> Problem requirements
From the entries below, copy every line that holds the word "this".

[Source data]
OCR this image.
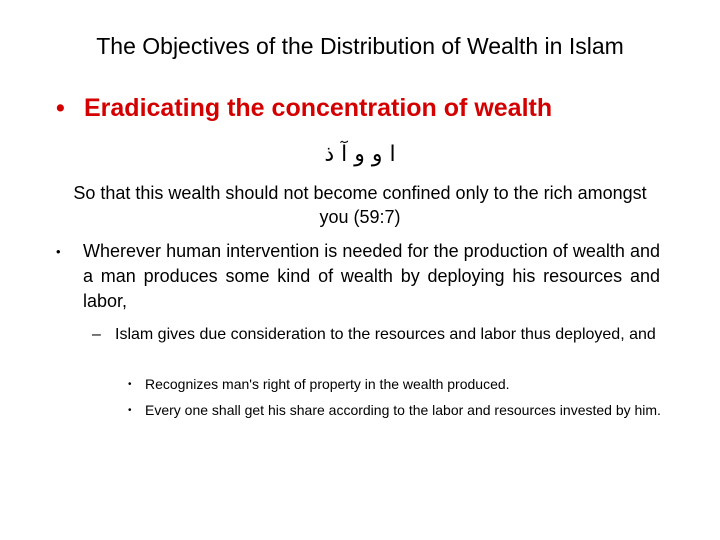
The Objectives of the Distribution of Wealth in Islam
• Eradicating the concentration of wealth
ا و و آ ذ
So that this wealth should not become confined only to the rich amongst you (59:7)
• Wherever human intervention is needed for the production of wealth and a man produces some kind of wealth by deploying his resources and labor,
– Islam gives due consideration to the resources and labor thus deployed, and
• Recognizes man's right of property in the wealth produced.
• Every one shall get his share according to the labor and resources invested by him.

> Task output
OCR this image.
So that this wealth should not become confined only to the rich amongst you (59:7)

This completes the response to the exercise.